Consigna:
Escribe cómo sigue el relato sobre la fila para vacunarse, empezando después de su última oración.

Había algunos pocos cuya tez y atuendo evidenciaban su pertenencia a la clase media e incluso un par de fifís que hacían ostensible que se encontraban fuera de lugar. Supongo que su prisa por inmunizarse había vencido su resistencia a incurrir en tan forzado baño de pueblo. Sus choferes los avituallan de tupperwares y botellas de agua, sombrillas para el sol y sillitas plegables para hacerles más llevadero el momento, a pesar de lo cual claramente lo estaban pasando más mal que sus vecinos del México profundo.
Cuando por fin quedó a golpe de vista la puerta de entrada a la ansiada clínica pude confirmar que López Obrador puede estar equivocado en muchas cosas, pero quizá no anda tan errado en lo que respecta a su pueblo bueno. Mientras que la totalidad de la gente guardaba con riguroso respeto el orden de llegada a la fila, por más sinuosidades y accidentes que hubiese en los frecuentes recorridos, una y otra vez pude ver que los intentos por colarse procedían de los que se auto definirían como “gente bien”. Quizá los clasemedieros pensarían que los otros estaban en la obligación de pasarse horas porque de cualquier manera eran humildes y su tiempo valía menos, pero que por alguna razón ellos tendrían que estar exentos. Una veintena de “bien nacidos”, a juzgar por su aspecto, se agolpaban a la puerta de entrada intentando convencer a los Servidores de la Nación con algún argumento in extremis que justificara ser vacunado de inmediato. En ese momento entendí por qué había tan pocos en la fila: al llegar la vieron y, en lugar de formarse 500 metros atrás, habían decidido que tenían mayor oportunidad encomendándose a su verbo y a su cartera. Se que mi observación no tiene nada de científica, pero juro que en esa bola de aspirantes a infiltrarse no había uno que militase en las filas de los que AMLO llamaría el pueblo bueno.

[Datos de análisis de la maquetación de páginas]

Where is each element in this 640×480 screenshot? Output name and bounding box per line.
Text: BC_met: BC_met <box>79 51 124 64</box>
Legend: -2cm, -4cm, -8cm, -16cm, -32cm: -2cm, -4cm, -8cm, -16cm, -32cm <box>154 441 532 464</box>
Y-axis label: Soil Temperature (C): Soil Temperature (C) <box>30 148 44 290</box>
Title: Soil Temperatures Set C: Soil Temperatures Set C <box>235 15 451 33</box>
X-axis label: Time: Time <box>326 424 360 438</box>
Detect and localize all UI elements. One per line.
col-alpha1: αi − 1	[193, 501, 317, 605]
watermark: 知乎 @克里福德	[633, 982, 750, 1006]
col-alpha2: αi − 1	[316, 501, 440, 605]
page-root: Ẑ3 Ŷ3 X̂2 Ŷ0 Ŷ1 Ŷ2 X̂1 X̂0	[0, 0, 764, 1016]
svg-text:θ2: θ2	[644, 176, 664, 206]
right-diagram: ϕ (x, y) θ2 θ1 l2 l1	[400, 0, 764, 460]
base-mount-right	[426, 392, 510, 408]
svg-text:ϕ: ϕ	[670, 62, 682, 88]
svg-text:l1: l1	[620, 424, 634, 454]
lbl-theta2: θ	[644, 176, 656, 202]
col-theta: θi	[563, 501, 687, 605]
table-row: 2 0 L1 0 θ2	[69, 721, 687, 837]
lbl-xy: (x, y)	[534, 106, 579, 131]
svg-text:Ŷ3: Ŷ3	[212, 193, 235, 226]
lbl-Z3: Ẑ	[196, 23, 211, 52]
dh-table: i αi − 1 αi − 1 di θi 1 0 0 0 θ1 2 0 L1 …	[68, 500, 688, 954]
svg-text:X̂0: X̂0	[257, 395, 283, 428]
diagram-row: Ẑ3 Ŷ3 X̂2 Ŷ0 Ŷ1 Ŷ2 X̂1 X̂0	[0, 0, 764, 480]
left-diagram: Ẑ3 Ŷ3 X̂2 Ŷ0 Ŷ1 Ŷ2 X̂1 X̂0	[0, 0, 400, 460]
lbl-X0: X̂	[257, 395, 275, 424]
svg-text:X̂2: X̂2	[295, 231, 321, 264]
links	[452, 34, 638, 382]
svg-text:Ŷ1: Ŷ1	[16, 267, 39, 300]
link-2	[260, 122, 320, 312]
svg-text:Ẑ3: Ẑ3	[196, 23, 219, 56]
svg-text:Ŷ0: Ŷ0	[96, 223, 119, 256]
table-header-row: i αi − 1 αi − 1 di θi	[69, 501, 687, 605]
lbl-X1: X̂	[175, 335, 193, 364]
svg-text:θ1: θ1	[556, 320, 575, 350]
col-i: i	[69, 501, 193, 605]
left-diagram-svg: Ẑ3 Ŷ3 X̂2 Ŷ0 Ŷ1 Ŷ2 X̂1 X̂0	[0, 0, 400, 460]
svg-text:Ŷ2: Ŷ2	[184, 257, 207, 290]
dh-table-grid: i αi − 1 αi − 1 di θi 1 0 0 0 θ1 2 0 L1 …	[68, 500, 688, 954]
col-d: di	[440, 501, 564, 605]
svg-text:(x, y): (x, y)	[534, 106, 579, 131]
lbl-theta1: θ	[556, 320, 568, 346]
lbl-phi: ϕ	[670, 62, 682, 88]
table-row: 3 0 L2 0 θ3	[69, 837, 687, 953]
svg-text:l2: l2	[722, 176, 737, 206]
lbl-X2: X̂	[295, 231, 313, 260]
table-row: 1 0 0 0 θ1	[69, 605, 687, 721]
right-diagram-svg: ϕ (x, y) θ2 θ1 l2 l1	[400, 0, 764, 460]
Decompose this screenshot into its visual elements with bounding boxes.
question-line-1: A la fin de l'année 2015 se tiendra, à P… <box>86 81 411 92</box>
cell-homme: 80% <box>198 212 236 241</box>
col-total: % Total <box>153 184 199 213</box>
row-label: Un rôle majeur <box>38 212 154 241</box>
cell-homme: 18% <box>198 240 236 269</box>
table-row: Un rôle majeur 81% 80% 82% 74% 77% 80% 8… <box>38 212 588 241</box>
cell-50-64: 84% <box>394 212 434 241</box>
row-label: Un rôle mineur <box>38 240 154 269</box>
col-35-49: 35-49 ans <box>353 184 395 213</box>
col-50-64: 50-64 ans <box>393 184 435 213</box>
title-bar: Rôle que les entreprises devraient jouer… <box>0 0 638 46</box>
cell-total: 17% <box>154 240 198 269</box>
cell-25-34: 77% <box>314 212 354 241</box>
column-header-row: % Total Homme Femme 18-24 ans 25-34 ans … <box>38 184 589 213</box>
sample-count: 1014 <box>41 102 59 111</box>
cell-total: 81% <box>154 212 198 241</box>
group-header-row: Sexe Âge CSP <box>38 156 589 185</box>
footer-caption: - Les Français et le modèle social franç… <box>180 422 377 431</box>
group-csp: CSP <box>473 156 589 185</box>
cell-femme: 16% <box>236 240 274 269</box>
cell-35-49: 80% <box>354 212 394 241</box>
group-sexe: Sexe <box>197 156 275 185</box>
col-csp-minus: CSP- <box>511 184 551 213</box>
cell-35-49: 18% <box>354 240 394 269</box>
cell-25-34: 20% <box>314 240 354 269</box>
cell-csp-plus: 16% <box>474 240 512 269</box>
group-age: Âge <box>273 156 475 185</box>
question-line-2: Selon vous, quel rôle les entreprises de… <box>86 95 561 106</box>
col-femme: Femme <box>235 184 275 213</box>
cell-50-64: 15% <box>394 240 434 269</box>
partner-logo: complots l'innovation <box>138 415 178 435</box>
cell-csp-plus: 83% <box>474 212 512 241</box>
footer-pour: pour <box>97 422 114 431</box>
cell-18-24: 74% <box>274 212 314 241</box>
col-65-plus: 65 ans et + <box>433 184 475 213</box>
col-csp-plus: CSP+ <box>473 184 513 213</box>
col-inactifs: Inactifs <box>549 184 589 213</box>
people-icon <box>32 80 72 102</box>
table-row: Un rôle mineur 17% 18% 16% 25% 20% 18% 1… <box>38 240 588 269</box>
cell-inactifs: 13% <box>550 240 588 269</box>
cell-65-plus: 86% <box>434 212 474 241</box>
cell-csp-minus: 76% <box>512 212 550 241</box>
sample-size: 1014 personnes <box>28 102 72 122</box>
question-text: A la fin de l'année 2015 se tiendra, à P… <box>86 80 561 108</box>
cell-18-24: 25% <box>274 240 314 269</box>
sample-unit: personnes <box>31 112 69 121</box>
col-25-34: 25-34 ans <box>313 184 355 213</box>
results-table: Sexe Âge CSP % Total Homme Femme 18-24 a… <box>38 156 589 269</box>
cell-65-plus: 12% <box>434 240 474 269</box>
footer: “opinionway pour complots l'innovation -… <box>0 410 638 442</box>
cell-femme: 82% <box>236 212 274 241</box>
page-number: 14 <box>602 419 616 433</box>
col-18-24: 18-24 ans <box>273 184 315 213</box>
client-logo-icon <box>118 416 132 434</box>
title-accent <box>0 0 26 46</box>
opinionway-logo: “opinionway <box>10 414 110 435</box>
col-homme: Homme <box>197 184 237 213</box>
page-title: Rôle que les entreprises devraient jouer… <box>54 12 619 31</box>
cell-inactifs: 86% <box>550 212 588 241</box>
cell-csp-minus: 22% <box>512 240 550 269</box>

Espacio de respuesta:
Quizá se trate menos de una supuesta bondad aparejada con la pobreza y más con la costumbre de soportar las vicisitudes de la vida pública en desventaja. El país de donde procede AMLO es uno en el que hay que armarse de paciencia, donde los horarios y las citas no funcionan del todo, en el que hay que regresar porque hoy no se pudo, en donde muchas cosas están descompuestas pero tampoco están mal si son gratis o cuestan poco.
A las dos de la tarde salí feliz porque ninguno de los Servidores de la Nación dejó colar a nadie, y porque estaba vacunado y camino a casa tras una jornada de ocho horas en lugar de las diez pronosticadas. Y gratis.